Could you print every record below exactly as it appears?

Dataset entries on figures

= = = =

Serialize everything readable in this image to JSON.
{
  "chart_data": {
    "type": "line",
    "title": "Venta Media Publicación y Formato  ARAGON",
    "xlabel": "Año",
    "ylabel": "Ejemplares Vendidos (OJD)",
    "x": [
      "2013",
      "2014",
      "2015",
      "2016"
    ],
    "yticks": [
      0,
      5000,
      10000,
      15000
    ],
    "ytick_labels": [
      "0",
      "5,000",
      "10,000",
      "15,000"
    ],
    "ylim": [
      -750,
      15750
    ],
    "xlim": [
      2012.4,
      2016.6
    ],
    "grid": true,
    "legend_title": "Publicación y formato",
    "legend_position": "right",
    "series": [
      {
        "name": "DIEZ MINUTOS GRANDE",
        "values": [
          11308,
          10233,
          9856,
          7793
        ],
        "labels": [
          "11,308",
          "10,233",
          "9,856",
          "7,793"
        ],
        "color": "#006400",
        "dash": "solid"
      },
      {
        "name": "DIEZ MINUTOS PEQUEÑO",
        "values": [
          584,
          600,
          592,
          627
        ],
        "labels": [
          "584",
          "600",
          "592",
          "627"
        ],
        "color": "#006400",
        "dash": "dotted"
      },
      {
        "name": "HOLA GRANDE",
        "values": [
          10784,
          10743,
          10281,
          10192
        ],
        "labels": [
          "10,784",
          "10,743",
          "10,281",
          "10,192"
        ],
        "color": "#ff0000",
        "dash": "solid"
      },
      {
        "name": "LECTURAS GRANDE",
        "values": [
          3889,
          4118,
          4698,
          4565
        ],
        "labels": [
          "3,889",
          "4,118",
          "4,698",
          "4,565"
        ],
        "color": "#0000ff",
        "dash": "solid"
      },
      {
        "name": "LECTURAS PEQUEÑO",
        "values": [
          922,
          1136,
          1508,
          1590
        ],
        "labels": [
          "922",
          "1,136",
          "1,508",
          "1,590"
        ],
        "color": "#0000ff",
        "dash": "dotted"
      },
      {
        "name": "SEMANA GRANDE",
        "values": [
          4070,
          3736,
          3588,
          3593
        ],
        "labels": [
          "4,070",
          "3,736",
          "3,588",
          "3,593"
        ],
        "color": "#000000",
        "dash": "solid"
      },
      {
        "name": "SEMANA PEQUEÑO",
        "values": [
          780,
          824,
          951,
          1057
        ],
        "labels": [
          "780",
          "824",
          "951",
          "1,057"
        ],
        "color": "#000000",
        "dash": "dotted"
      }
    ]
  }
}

= = = =

Written solution »
Serialize everything readable in this image to JSON.
{
  "chart_data": {
    "type": "line",
    "title": "Venta Media Publicación y Formato  ARAGON",
    "xlabel": "Año",
    "ylabel": "Ejemplares Vendidos (OJD)",
    "x": [
      "2013",
      "2014",
      "2015",
      "2016"
    ],
    "yticks": [
      0,
      5000,
      10000,
      15000
    ],
    "ytick_labels": [
      "0",
      "5,000",
      "10,000",
      "15,000"
    ],
    "ylim": [
      -750,
      15750
    ],
    "xlim": [
      2012.4,
      2016.6
    ],
    "grid": true,
    "legend_title": "Publicación y formato",
    "legend_position": "right",
    "series": [
      {
        "name": "DIEZ MINUTOS GRANDE",
        "values": [
          11308,
          10233,
          9856,
          7793
        ],
        "labels": [
          "11,308",
          "10,233",
          "9,856",
          "7,793"
        ],
        "color": "#006400",
        "dash": "solid"
      },
      {
        "name": "DIEZ MINUTOS PEQUEÑO",
        "values": [
          584,
          600,
          592,
          627
        ],
        "labels": [
          "584",
          "600",
          "592",
          "627"
        ],
        "color": "#006400",
        "dash": "dotted"
      },
      {
        "name": "HOLA GRANDE",
        "values": [
          10784,
          10743,
          10281,
          10192
        ],
        "labels": [
          "10,784",
          "10,743",
          "10,281",
          "10,192"
        ],
        "color": "#ff0000",
        "dash": "solid"
      },
      {
        "name": "LECTURAS GRANDE",
        "values": [
          3889,
          4118,
          4698,
          4565
        ],
        "labels": [
          "3,889",
          "4,118",
          "4,698",
          "4,565"
        ],
        "color": "#0000ff",
        "dash": "solid"
      },
      {
        "name": "LECTURAS PEQUEÑO",
        "values": [
          922,
          1136,
          1508,
          1590
        ],
        "labels": [
          "922",
          "1,136",
          "1,508",
          "1,590"
        ],
        "color": "#0000ff",
        "dash": "dotted"
      },
      {
        "name": "SEMANA GRANDE",
        "values": [
          4070,
          3736,
          3588,
          3593
        ],
        "labels": [
          "4,070",
          "3,736",
          "3,588",
          "3,593"
        ],
        "color": "#000000",
        "dash": "solid"
      },
      {
        "name": "SEMANA PEQUEÑO",
        "values": [
          780,
          824,
          951,
          1057
        ],
        "labels": [
          "780",
          "824",
          "951",
          "1,057"
        ],
        "color": "#000000",
        "dash": "dotted"
      }
    ]
  }
}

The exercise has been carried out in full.